Start of Stored rows

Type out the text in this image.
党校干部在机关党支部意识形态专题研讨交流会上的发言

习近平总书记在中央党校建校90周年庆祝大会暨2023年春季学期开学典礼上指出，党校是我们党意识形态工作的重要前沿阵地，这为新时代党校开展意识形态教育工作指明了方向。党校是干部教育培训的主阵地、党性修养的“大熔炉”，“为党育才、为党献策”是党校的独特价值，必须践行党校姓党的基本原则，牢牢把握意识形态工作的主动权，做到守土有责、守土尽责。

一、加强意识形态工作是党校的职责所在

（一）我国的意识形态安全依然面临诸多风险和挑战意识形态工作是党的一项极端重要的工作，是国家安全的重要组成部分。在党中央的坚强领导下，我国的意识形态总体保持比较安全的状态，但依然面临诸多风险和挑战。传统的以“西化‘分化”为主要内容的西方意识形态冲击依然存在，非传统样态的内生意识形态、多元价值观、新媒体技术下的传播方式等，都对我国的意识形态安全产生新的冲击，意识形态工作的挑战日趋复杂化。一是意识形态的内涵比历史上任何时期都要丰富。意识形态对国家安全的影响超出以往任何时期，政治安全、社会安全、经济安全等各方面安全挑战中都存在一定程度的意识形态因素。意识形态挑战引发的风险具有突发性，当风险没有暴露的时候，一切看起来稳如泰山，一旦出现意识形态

End of Stored rows
Start of Stored rows

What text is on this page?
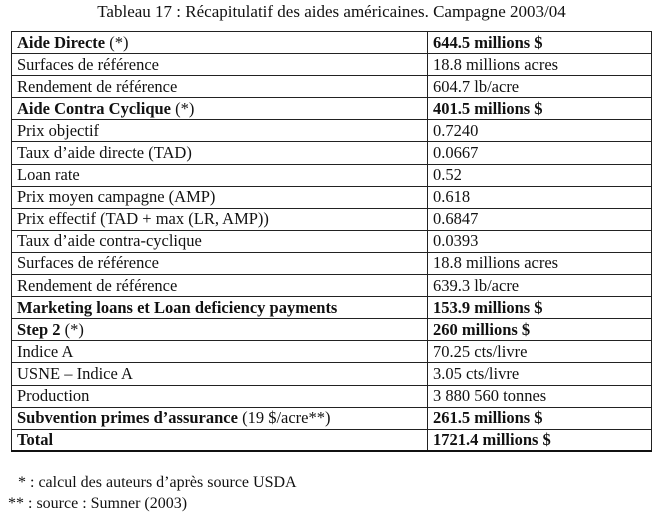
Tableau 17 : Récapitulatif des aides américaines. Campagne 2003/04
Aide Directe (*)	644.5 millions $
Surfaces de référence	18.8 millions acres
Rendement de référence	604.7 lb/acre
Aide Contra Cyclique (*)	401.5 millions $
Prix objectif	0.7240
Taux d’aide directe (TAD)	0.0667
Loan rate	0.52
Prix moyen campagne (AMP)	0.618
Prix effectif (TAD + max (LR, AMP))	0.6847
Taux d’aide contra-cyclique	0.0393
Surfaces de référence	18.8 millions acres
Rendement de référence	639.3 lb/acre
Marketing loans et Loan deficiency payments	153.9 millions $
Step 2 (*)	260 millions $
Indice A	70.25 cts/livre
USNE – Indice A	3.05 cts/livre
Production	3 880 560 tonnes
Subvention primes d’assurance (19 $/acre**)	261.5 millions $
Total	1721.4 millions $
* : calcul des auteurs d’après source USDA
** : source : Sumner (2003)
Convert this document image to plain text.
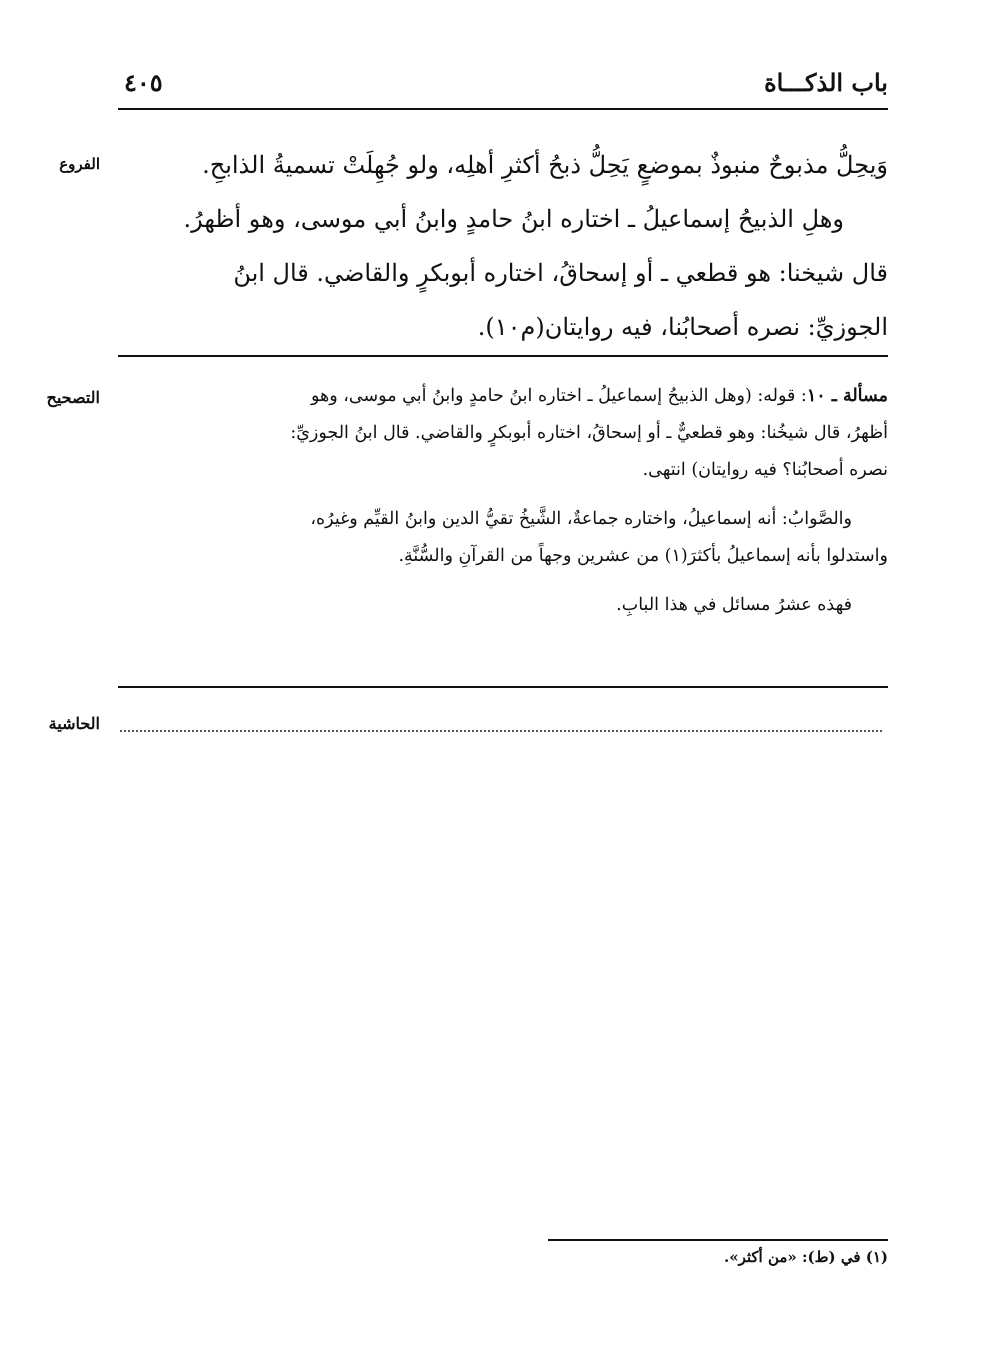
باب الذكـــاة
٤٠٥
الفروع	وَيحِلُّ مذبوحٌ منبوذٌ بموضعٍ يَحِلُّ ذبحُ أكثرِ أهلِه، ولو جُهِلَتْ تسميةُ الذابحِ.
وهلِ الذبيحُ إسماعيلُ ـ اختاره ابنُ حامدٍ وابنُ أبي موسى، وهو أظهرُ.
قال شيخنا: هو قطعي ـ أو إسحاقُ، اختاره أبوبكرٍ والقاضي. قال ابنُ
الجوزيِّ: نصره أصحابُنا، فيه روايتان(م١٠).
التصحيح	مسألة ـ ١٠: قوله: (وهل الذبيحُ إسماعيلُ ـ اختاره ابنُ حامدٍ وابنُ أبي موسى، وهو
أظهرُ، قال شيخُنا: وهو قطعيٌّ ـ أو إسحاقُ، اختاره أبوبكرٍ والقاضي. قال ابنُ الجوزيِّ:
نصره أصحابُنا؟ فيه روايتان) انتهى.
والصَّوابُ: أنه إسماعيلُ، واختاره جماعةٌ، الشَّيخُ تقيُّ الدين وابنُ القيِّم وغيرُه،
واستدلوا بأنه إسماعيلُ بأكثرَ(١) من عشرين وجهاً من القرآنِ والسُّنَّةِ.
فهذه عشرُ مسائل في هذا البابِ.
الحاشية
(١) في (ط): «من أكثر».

End of Stored rows

◆ Set task ◆
Consider the entries above and return each line with the string "livre".

◆ Completed task ◆
Indice A	70.25 cts/livre
USNE – Indice A	3.05 cts/livre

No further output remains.